* [Problem to solve]
Go through each line of the entries below and tally those containing the string "Time"; give only the total.

Data for this task Block Start

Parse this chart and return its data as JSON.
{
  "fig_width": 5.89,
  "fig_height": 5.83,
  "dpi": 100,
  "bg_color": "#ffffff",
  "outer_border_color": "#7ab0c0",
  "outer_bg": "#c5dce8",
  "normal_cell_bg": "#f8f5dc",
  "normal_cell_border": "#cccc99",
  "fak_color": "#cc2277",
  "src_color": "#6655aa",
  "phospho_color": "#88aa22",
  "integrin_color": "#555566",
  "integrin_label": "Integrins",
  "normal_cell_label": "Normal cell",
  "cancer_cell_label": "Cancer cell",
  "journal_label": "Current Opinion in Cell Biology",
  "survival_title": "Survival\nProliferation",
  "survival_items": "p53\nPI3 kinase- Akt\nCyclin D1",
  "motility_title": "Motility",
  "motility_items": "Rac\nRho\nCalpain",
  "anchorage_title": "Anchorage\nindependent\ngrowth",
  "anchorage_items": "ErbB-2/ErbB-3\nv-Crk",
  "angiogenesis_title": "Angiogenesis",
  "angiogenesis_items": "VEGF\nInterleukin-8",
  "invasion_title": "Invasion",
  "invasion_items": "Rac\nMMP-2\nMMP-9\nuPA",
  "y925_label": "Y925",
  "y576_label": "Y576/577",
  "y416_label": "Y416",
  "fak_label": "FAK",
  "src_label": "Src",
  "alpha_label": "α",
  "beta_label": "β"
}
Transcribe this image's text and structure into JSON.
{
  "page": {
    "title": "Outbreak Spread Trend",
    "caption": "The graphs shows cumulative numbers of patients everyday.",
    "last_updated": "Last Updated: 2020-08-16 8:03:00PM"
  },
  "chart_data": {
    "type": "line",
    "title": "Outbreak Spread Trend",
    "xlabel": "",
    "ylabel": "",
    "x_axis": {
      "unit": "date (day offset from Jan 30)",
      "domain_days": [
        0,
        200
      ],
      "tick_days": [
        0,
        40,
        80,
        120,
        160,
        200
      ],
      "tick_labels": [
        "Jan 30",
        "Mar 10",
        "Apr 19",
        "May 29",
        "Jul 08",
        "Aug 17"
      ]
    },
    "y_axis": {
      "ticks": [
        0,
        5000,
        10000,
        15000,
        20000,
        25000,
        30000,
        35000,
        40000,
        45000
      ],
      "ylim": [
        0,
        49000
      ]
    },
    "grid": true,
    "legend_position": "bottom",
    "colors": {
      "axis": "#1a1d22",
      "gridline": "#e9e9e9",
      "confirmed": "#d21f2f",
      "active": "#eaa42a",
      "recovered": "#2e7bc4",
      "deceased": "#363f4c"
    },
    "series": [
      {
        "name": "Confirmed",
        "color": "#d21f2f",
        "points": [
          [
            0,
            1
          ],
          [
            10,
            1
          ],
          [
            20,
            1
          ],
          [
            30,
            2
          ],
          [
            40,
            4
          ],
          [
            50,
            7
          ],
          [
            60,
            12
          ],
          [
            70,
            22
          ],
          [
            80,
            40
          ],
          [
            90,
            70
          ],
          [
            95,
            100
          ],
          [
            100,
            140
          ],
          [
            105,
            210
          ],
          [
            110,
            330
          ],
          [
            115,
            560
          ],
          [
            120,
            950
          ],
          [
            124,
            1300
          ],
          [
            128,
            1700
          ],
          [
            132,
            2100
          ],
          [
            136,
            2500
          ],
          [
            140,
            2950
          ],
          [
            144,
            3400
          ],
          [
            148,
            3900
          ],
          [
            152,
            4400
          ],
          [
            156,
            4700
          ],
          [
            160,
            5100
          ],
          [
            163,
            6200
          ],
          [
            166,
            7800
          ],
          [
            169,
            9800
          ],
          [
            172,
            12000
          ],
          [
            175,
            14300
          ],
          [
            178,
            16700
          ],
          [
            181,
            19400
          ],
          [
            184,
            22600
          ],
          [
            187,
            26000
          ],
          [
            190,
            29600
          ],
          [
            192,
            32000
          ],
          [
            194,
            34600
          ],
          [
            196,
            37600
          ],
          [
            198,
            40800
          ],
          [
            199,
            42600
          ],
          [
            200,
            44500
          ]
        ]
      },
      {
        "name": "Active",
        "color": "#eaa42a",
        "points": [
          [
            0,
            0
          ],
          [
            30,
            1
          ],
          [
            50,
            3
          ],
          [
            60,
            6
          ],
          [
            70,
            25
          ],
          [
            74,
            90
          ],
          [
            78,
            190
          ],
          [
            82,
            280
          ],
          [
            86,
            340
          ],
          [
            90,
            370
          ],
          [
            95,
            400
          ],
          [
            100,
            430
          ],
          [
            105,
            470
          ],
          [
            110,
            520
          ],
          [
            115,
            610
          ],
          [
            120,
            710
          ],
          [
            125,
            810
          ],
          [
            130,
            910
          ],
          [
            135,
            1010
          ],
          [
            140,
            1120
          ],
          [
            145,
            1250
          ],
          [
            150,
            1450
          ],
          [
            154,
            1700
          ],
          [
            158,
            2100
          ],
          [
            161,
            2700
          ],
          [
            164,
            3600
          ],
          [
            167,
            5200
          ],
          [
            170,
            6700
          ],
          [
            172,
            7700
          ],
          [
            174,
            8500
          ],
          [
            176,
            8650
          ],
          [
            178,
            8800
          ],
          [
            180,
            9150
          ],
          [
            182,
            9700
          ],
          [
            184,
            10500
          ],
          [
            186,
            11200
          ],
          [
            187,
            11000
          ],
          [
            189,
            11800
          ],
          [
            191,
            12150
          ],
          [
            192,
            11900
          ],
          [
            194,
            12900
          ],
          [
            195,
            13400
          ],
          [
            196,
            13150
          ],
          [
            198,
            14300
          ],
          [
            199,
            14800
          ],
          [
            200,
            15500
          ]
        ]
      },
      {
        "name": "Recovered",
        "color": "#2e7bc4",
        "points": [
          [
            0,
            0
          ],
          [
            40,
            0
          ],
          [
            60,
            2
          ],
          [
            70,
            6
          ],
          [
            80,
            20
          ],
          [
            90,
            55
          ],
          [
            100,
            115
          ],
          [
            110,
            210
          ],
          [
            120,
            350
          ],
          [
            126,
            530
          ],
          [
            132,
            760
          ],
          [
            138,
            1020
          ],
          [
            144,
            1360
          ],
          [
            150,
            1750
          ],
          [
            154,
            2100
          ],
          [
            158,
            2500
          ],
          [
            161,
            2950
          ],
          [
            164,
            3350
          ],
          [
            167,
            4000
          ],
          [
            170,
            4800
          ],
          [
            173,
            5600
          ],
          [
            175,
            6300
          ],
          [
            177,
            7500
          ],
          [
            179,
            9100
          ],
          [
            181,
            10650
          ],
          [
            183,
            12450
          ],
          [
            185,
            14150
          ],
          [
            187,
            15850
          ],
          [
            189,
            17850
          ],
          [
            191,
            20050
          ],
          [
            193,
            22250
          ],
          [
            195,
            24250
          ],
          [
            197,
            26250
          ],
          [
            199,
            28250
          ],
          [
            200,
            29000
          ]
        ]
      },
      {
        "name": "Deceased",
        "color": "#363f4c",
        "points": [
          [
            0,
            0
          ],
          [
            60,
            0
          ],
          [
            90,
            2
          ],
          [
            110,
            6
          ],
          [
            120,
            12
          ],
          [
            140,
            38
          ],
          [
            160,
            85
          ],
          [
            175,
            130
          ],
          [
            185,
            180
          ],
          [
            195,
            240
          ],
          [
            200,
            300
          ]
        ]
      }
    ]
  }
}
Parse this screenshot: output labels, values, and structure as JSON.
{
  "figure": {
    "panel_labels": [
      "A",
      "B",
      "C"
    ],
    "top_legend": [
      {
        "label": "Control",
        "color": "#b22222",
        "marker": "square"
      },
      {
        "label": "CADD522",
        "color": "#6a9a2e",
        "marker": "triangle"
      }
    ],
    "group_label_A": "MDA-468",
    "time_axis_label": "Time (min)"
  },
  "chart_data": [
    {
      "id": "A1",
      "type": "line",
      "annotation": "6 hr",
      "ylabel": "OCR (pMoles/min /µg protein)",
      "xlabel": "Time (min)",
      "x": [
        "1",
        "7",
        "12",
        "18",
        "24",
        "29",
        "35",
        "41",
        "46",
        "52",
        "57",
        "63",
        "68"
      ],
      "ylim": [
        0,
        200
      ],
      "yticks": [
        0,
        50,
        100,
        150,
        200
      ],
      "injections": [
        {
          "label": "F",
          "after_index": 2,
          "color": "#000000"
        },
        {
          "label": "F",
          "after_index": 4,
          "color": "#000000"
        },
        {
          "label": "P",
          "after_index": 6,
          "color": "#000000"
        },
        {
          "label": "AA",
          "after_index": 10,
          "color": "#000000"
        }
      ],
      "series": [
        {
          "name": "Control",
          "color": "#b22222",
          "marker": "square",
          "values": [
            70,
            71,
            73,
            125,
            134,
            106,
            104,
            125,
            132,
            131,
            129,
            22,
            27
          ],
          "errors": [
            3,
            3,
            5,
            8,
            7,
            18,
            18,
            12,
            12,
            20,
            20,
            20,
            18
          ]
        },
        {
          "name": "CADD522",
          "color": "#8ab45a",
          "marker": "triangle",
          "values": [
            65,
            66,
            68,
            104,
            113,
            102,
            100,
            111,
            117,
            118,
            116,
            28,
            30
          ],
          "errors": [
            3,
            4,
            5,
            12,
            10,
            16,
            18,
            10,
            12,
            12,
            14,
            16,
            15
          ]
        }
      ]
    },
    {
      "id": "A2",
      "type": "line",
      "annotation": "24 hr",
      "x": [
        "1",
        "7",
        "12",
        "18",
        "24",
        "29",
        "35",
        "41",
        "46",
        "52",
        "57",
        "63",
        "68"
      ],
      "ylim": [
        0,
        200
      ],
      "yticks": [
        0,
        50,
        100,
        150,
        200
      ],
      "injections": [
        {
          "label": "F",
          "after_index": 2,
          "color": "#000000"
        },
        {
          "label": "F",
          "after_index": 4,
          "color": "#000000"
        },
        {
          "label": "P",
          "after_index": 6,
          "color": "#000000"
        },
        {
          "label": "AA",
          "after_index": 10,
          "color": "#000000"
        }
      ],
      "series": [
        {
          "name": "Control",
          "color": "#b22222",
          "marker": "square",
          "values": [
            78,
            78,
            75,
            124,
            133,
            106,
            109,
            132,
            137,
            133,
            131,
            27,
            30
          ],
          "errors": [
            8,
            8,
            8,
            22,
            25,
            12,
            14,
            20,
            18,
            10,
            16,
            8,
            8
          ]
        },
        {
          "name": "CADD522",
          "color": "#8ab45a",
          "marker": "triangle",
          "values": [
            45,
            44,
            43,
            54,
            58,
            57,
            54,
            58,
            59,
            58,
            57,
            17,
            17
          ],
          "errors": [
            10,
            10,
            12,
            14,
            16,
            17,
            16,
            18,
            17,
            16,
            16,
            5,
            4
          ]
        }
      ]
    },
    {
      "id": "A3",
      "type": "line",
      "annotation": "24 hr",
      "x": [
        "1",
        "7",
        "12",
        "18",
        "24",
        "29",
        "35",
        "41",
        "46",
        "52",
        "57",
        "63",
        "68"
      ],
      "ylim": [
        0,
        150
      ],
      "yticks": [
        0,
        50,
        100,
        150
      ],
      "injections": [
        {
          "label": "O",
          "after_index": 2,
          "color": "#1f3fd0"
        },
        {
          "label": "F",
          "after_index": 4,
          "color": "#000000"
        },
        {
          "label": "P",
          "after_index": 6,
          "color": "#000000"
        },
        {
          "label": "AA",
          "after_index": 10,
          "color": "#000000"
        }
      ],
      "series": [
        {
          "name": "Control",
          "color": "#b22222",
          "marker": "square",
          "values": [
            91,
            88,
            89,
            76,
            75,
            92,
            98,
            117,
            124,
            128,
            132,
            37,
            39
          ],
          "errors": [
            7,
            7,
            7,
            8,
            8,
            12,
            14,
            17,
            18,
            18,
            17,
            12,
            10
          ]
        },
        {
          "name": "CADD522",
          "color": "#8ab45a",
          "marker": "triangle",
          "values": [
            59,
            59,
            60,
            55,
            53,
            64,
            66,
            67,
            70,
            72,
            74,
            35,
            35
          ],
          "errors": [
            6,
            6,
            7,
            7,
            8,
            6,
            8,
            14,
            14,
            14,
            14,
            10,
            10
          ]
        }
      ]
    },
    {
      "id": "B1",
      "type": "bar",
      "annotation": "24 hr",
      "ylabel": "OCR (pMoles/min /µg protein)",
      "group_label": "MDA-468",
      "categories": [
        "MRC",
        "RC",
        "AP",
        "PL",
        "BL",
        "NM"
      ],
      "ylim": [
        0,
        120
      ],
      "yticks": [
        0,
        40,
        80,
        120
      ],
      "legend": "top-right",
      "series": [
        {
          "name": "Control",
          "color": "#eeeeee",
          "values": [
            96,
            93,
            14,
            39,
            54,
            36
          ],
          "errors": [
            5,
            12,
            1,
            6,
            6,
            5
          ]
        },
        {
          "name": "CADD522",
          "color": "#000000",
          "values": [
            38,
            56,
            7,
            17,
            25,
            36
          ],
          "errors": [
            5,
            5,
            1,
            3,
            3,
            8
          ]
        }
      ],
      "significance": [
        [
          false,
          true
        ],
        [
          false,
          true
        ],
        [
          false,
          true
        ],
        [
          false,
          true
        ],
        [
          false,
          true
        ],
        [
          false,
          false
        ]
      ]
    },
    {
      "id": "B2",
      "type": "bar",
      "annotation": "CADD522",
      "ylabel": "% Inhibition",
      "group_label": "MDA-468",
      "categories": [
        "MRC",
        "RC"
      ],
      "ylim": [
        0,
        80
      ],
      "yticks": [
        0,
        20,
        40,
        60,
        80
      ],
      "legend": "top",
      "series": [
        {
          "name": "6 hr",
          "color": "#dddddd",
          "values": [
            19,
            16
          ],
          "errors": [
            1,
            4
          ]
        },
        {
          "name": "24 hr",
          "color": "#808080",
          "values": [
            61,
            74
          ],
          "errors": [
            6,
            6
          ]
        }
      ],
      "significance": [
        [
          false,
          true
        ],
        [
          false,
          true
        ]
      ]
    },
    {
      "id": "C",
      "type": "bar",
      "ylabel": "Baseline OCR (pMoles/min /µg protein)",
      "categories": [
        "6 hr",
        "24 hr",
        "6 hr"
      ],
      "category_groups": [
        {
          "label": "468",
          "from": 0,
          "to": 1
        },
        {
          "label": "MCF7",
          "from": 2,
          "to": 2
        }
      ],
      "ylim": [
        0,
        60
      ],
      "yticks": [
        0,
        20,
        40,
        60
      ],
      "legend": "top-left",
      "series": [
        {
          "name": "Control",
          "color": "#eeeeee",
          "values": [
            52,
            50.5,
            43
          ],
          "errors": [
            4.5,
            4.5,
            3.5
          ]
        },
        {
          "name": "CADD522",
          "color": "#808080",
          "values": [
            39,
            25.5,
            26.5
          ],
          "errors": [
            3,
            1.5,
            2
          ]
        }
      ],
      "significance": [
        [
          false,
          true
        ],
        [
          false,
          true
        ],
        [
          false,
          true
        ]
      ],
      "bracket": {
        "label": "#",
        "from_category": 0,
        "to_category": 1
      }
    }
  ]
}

Data for this task Block End

* [Output]
2